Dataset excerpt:

- - -

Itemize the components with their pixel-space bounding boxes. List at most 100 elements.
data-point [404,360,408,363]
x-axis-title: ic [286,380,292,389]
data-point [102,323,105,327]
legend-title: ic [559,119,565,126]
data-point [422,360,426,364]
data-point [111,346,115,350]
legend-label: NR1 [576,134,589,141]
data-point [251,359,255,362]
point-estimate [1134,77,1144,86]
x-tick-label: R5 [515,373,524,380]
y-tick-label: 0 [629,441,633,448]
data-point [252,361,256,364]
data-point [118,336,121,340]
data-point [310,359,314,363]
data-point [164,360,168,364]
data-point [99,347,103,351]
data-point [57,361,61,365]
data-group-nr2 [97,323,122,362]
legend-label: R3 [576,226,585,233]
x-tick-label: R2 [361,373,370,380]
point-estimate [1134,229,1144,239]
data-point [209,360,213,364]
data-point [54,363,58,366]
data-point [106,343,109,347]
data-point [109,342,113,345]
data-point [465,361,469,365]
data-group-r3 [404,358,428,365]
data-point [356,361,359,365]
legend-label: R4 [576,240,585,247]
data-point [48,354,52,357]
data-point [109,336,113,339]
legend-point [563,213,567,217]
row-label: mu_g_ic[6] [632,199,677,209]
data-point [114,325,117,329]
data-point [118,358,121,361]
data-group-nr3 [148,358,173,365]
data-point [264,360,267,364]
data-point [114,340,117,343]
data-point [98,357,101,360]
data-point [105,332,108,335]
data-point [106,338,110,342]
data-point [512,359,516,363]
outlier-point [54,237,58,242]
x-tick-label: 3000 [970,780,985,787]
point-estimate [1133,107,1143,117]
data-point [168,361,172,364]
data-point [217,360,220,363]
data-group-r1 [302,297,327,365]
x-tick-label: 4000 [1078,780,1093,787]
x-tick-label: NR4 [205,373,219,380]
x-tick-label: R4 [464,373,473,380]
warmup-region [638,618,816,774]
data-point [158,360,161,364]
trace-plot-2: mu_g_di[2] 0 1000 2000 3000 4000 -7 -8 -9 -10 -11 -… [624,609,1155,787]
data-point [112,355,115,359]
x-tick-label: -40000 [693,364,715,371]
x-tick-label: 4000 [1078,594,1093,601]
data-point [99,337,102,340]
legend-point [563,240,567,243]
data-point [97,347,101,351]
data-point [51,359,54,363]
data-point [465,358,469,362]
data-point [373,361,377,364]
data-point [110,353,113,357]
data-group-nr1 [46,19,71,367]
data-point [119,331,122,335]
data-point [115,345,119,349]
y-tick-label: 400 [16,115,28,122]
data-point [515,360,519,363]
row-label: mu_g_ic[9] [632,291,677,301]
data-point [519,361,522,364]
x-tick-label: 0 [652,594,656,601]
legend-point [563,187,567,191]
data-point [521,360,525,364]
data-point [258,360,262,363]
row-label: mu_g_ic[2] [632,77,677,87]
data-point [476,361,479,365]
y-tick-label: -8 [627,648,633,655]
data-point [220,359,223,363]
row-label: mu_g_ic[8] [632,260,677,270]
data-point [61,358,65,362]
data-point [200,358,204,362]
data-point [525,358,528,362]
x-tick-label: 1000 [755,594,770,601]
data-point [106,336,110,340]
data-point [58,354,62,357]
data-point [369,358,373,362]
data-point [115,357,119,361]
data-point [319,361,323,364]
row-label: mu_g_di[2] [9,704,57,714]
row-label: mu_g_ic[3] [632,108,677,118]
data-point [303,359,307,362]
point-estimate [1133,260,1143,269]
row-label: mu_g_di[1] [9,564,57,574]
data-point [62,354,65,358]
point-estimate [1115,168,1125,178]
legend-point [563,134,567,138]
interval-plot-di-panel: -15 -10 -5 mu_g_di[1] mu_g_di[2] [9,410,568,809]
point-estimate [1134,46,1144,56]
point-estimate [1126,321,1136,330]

- - -

DIRECTIVE — Render every line of the entries above as a Markdown table with the columns "Row" and "Line", numbering the rows in order and skipping any blank lines.

OUTPUT FOR THIS TASK —
| Row | Line |
|---|---|
| 1 | Itemize the components with their pixel-space bounding boxes. List at most 100 elements. |
| 2 | data-point [404,360,408,363] |
| 3 | x-axis-title: ic [286,380,292,389] |
| 4 | data-point [102,323,105,327] |
| 5 | legend-title: ic [559,119,565,126] |
| 6 | data-point [422,360,426,364] |
| 7 | data-point [111,346,115,350] |
| 8 | legend-label: NR1 [576,134,589,141] |
| 9 | data-point [251,359,255,362] |
| 10 | point-estimate [1134,77,1144,86] |
| 11 | x-tick-label: R5 [515,373,524,380] |
| 12 | y-tick-label: 0 [629,441,633,448] |
| 13 | data-point [252,361,256,364] |
| 14 | data-point [118,336,121,340] |
| 15 | data-point [310,359,314,363] |
| 16 | data-point [164,360,168,364] |
| 17 | data-point [99,347,103,351] |
| 18 | data-point [57,361,61,365] |
| 19 | data-group-nr2 [97,323,122,362] |
| 20 | legend-label: R3 [576,226,585,233] |
| 21 | x-tick-label: R2 [361,373,370,380] |
| 22 | point-estimate [1134,229,1144,239] |
| 23 | data-point [209,360,213,364] |
| 24 | data-point [54,363,58,366] |
| 25 | data-point [106,343,109,347] |
| 26 | data-point [109,342,113,345] |
| 27 | data-point [465,361,469,365] |
| 28 | data-group-r3 [404,358,428,365] |
| 29 | data-point [356,361,359,365] |
| 30 | legend-label: R4 [576,240,585,247] |
| 31 | data-point [48,354,52,357] |
| 32 | data-point [109,336,113,339] |
| 33 | legend-point [563,213,567,217] |
| 34 | row-label: mu_g_ic[6] [632,199,677,209] |
| 35 | data-point [114,325,117,329] |
| 36 | data-point [118,358,121,361] |
| 37 | data-group-nr3 [148,358,173,365] |
| 38 | data-point [264,360,267,364] |
| 39 | data-point [114,340,117,343] |
| 40 | data-point [98,357,101,360] |
| 41 | data-point [105,332,108,335] |
| 42 | data-point [106,338,110,342] |
| 43 | data-point [512,359,516,363] |
| 44 | outlier-point [54,237,58,242] |
| 45 | x-tick-label: 3000 [970,780,985,787] |
| 46 | point-estimate [1133,107,1143,117] |
| 47 | data-point [168,361,172,364] |
| 48 | data-point [217,360,220,363] |
| 49 | data-group-r1 [302,297,327,365] |
| 50 | x-tick-label: 4000 [1078,780,1093,787] |
| 51 | x-tick-label: NR4 [205,373,219,380] |
| 52 | x-tick-label: R4 [464,373,473,380] |
| 53 | warmup-region [638,618,816,774] |
| 54 | data-point [158,360,161,364] |
| 55 | trace-plot-2: mu_g_di[2] 0 1000 2000 3000 4000 -7 -8 -9 -10 -11 -… [624,609,1155,787] |
| 56 | data-point [112,355,115,359] |
| 57 | x-tick-label: -40000 [693,364,715,371] |
| 58 | x-tick-label: 4000 [1078,594,1093,601] |
| 59 | data-point [99,337,102,340] |
| 60 | legend-point [563,240,567,243] |
| 61 | data-point [97,347,101,351] |
| 62 | data-point [51,359,54,363] |
| 63 | data-point [465,358,469,362] |
| 64 | data-point [373,361,377,364] |
| 65 | data-point [110,353,113,357] |
| 66 | data-group-nr1 [46,19,71,367] |
| 67 | data-point [119,331,122,335] |
| 68 | data-point [115,345,119,349] |
| 69 | y-tick-label: 400 [16,115,28,122] |
| 70 | data-point [515,360,519,363] |
| 71 | row-label: mu_g_ic[9] [632,291,677,301] |
| 72 | data-point [519,361,522,364] |
| 73 | x-tick-label: 0 [652,594,656,601] |
| 74 | legend-point [563,187,567,191] |
| 75 | data-point [521,360,525,364] |
| 76 | data-point [258,360,262,363] |
| 77 | row-label: mu_g_ic[2] [632,77,677,87] |
| 78 | data-point [476,361,479,365] |
| 79 | y-tick-label: -8 [627,648,633,655] |
| 80 | data-point [220,359,223,363] |
| 81 | row-label: mu_g_ic[8] [632,260,677,270] |
| 82 | data-point [61,358,65,362] |
| 83 | data-point [200,358,204,362] |
| 84 | data-point [525,358,528,362] |
| 85 | x-tick-label: 1000 [755,594,770,601] |
| 86 | data-point [106,336,110,340] |
| 87 | data-point [58,354,62,357] |
| 88 | data-point [369,358,373,362] |
| 89 | data-point [115,357,119,361] |
| 90 | data-point [319,361,323,364] |
| 91 | row-label: mu_g_di[2] [9,704,57,714] |
| 92 | row-label: mu_g_ic[3] [632,108,677,118] |
| 93 | data-point [303,359,307,362] |
| 94 | point-estimate [1133,260,1143,269] |
| 95 | row-label: mu_g_di[1] [9,564,57,574] |
| 96 | data-point [62,354,65,358] |
| 97 | point-estimate [1115,168,1125,178] |
| 98 | legend-point [563,134,567,138] |
| 99 | interval-plot-di-panel: -15 -10 -5 mu_g_di[1] mu_g_di[2] [9,410,568,809] |
| 100 | point-estimate [1134,46,1144,56] |
| 101 | point-estimate [1126,321,1136,330] |